Note each line of the listing that contains the string "vasos", and copy it.

BEGIN Supplied data

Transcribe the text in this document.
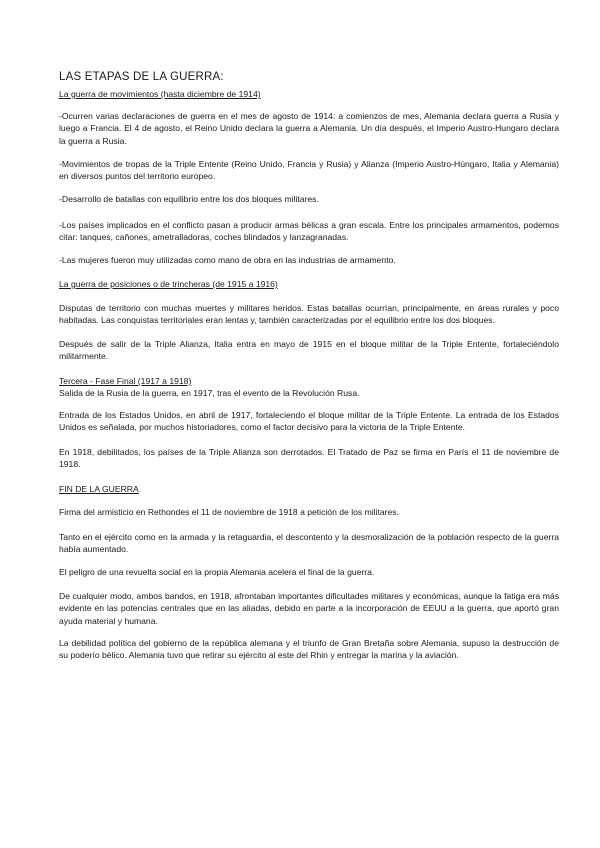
LAS ETAPAS DE LA GUERRA:

La guerra de movimientos (hasta diciembre de 1914)

-Ocurren varias declaraciones de guerra en el mes de agosto de 1914: a comienzos de mes, Alemania declara guerra a Rusia y luego a Francia. El 4 de agosto, el Reino Unido declara la guerra a Alemania. Un día después, el Imperio Austro-Hungaro declara la guerra a Rusia.

-Movimientos de tropas de la Triple Entente (Reino Unido, Francia y Rusia) y Alianza (Imperio Austro-Húngaro, Italia y Alemania) en diversos puntos del territorio europeo.

-Desarrollo de batallas con equilibrio entre los dos bloques militares.

-Los países implicados en el conflicto pasan a producir armas bélicas a gran escala. Entre los principales armamentos, podemos citar: tanques, cañones, ametralladoras, coches blindados y lanzagranadas.

-Las mujeres fueron muy utilizadas como mano de obra en las industrias de armamento.

La guerra de posiciones o de trincheras (de 1915 a 1916)

Disputas de territorio con muchas muertes y militares heridos. Estas batallas ocurrían, principalmente, en áreas rurales y poco habitadas. Las conquistas territoriales eran lentas y, también caracterizadas por el equilibrio entre los dos bloques.

Después de salir de la Triple Alianza, Italia entra en mayo de 1915 en el bloque militar de la Triple Entente, fortaleciéndolo militarmente.

Tercera - Fase Final (1917 a 1918)

Salida de la Rusia de la guerra, en 1917, tras el evento de la Revolución Rusa.

Entrada de los Estados Unidos, en abril de 1917, fortaleciendo el bloque militar de la Triple Entente. La entrada de los Estados Unidos es señalada, por muchos historiadores, como el factor decisivo para la victoria de la Triple Entente.

En 1918, debilitados, los países de la Triple Alianza son derrotados. El Tratado de Paz se firma en París el 11 de noviembre de 1918.

FIN DE LA GUERRA

Firma del armisticio en Rethondes el 11 de noviembre de 1918 a petición de los militares.

Tanto en el ejército como en la armada y la retaguardia, el descontento y la desmoralización de la población respecto de la guerra había aumentado.

El peligro de una revuelta social en la propia Alemania acelera el final de la guerra.

De cualquier modo, ambos bandos, en 1918, afrontaban importantes dificultades militares y económicas, aunque la fatiga era más evidente en las potencias centrales que en las aliadas, debido en parte a la incorporación de EEUU a la guerra, que aportó gran ayuda material y humana.

La debilidad política del gobierno de la república alemana y el triunfo de Gran Bretaña sobre Alemania, supuso la destrucción de su poderío bélico. Alemania tuvo que retirar su ejército al este del Rhin y entregar la marina y la aviación.
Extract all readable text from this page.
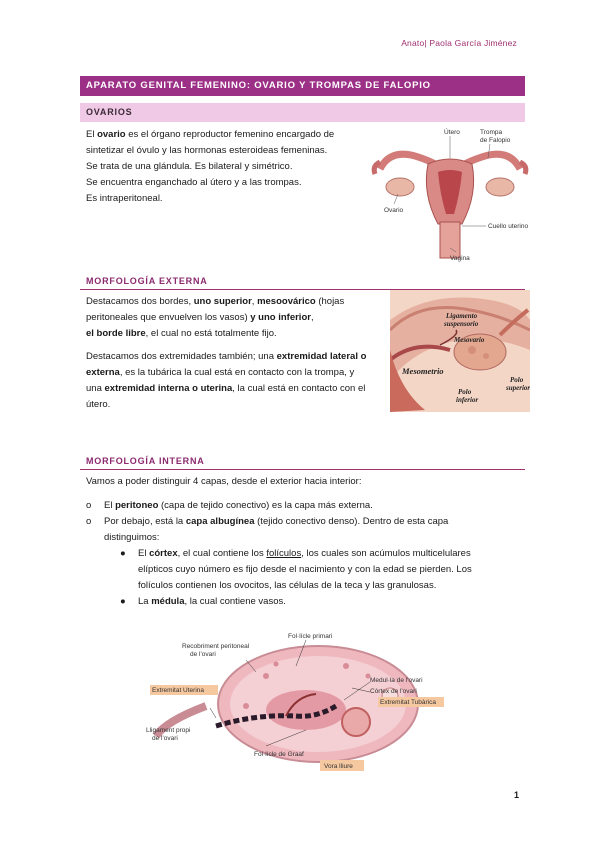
Anato| Paola García Jiménez
APARATO GENITAL FEMENINO: OVARIO Y TROMPAS DE FALOPIO
OVARIOS
El ovario es el órgano reproductor femenino encargado de
sintetizar el óvulo y las hormonas esteroideas femeninas.
Se trata de una glándula. Es bilateral y simétrico.
Se encuentra enganchado al útero y a las trompas.
Es intraperitoneal.
Útero	Trompa
de Falopio
Ovario
Cuello uterino
Vagina
MORFOLOGÍA EXTERNA
Destacamos dos bordes, uno superior, mesoovárico (hojas
peritoneales que envuelven los vasos) y uno inferior,
el borde libre, el cual no está totalmente fijo.
Destacamos dos extremidades también; una extremidad lateral o
externa, es la tubárica la cual está en contacto con la trompa, y
una extremidad interna o uterina, la cual está en contacto con el
útero.
Ligamento
suspensorio
Mesovario
Mesometrio
Polo
inferior
Polo
superior
MORFOLOGÍA INTERNA
Vamos a poder distinguir 4 capas, desde el exterior hacia interior:
o El peritoneo (capa de tejido conectivo) es la capa más externa.
o Por debajo, está la capa albugínea (tejido conectivo denso). Dentro de esta capa
distinguimos:
● El córtex, el cual contiene los folículos, los cuales son acúmulos multicelulares
elípticos cuyo número es fijo desde el nacimiento y con la edad se pierden. Los
folículos contienen los ovocitos, las células de la teca y las granulosas.
● La médula, la cual contiene vasos.
Recobriment peritoneal
de l'ovari
Fol·lícle primari
Medul·la de l'ovari
Còrtex de l'ovari
Extremitat Uterina
Extremitat Tubàrica
Lligament propi
de l'ovari
Fol·lícle de Graaf
Vora lliure
1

END Supplied data

_Exercise result:_
peritoneales que envuelven los vasos) y uno inferior,
● La médula, la cual contiene vasos.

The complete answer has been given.